Locate and copy all lines bearing the word "物体所受合外力为零时".

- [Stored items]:
START

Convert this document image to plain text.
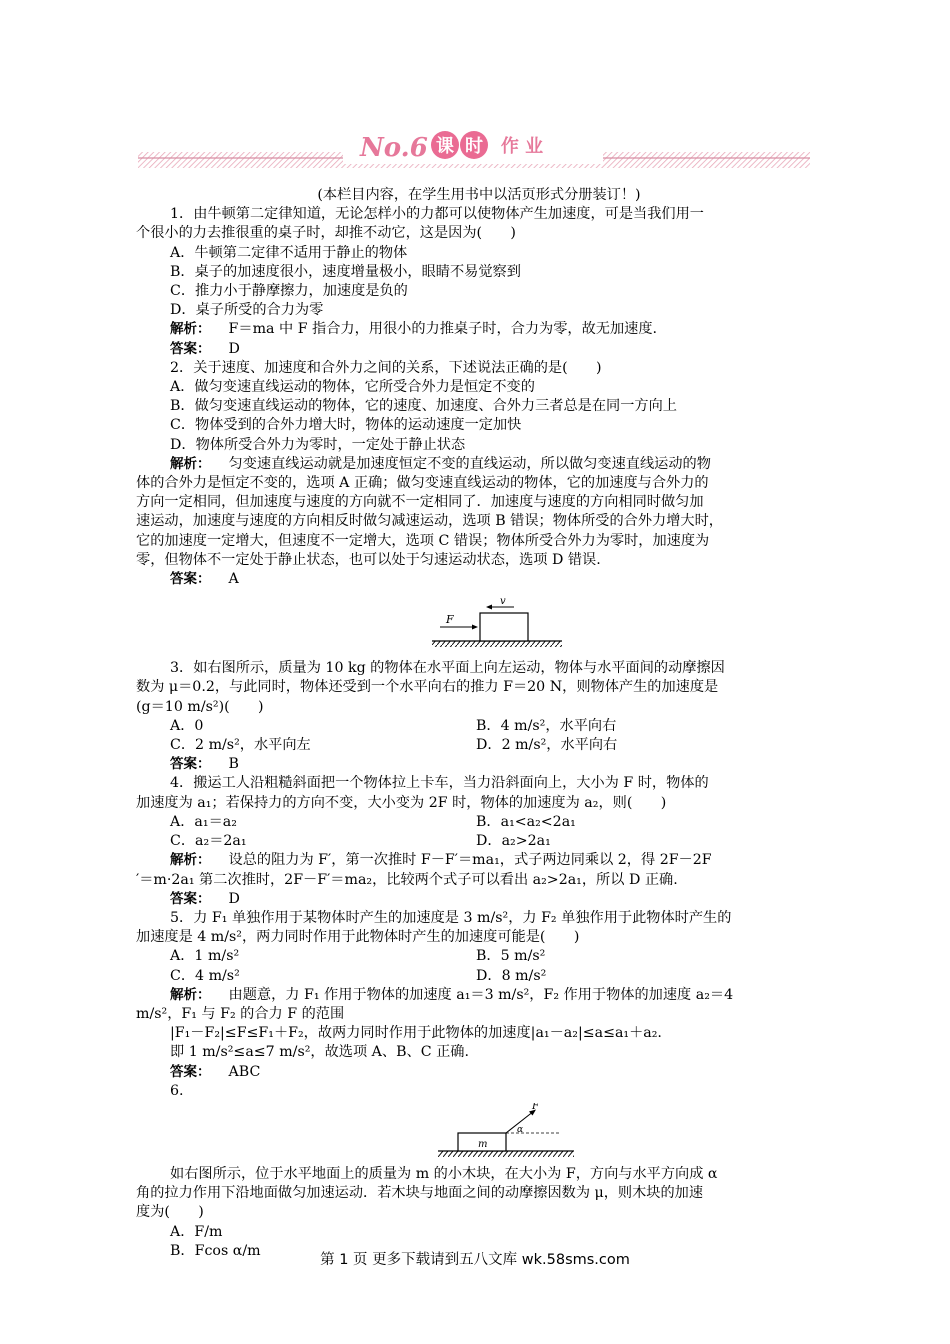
No.6 课 时 作 业
(本栏目内容，在学生用书中以活页形式分册装订！)
1．由牛顿第二定律知道，无论怎样小的力都可以使物体产生加速度，可是当我们用一
个很小的力去推很重的桌子时，却推不动它，这是因为(　　)
A．牛顿第二定律不适用于静止的物体
B．桌子的加速度很小，速度增量极小，眼睛不易觉察到
C．推力小于静摩擦力，加速度是负的
D．桌子所受的合力为零
解析： F＝ma 中 F 指合力，用很小的力推桌子时，合力为零，故无加速度.
答案： D
2．关于速度、加速度和合外力之间的关系，下述说法正确的是(　　)
A．做匀变速直线运动的物体，它所受合外力是恒定不变的
B．做匀变速直线运动的物体，它的速度、加速度、合外力三者总是在同一方向上
C．物体受到的合外力增大时，物体的运动速度一定加快
D．物体所受合外力为零时，一定处于静止状态
解析： 匀变速直线运动就是加速度恒定不变的直线运动，所以做匀变速直线运动的物
体的合外力是恒定不变的，选项 A 正确；做匀变速直线运动的物体，它的加速度与合外力的
方向一定相同，但加速度与速度的方向就不一定相同了．加速度与速度的方向相同时做匀加
速运动，加速度与速度的方向相反时做匀减速运动，选项 B 错误；物体所受的合外力增大时，
它的加速度一定增大，但速度不一定增大，选项 C 错误；物体所受合外力为零时，加速度为
零，但物体不一定处于静止状态，也可以处于匀速运动状态，选项 D 错误.
答案： A
F
v
3．如右图所示，质量为 10 kg 的物体在水平面上向左运动，物体与水平面间的动摩擦因
数为 μ＝0.2，与此同时，物体还受到一个水平向右的推力 F＝20 N，则物体产生的加速度是
(g＝10 m/s²)(　　)
A．0	B．4 m/s²，水平向右
C．2 m/s²，水平向左	D．2 m/s²，水平向右
答案： B
4．搬运工人沿粗糙斜面把一个物体拉上卡车，当力沿斜面向上，大小为 F 时，物体的
加速度为 a₁；若保持力的方向不变，大小变为 2F 时，物体的加速度为 a₂，则(　　)
A．a₁＝a₂	B．a₁<a₂<2a₁
C．a₂＝2a₁	D．a₂>2a₁
解析： 设总的阻力为 F′，第一次推时 F－F′＝ma₁，式子两边同乘以 2，得 2F－2F
′＝m·2a₁ 第二次推时，2F－F′＝ma₂，比较两个式子可以看出 a₂>2a₁，所以 D 正确.
答案： D
5．力 F₁ 单独作用于某物体时产生的加速度是 3 m/s²，力 F₂ 单独作用于此物体时产生的
加速度是 4 m/s²，两力同时作用于此物体时产生的加速度可能是(　　)
A．1 m/s²	B．5 m/s²
C．4 m/s²	D．8 m/s²
解析： 由题意，力 F₁ 作用于物体的加速度 a₁＝3 m/s²，F₂ 作用于物体的加速度 a₂＝4
m/s²，F₁ 与 F₂ 的合力 F 的范围
|F₁－F₂|≤F≤F₁＋F₂，故两力同时作用于此物体的加速度|a₁－a₂|≤a≤a₁＋a₂.
即 1 m/s²≤a≤7 m/s²，故选项 A、B、C 正确.
答案： ABC
6.
m
F
α
如右图所示，位于水平地面上的质量为 m 的小木块，在大小为 F，方向与水平方向成 α
角的拉力作用下沿地面做匀加速运动．若木块与地面之间的动摩擦因数为 μ，则木块的加速
度为(　　)
A．F/m
B．Fcos α/m
第 1 页 更多下载请到五八文库 wk.58sms.com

END

- [Output for this task]:
D．物体所受合外力为零时，一定处于静止状态
它的加速度一定增大，但速度不一定增大，选项 C 错误；物体所受合外力为零时，加速度为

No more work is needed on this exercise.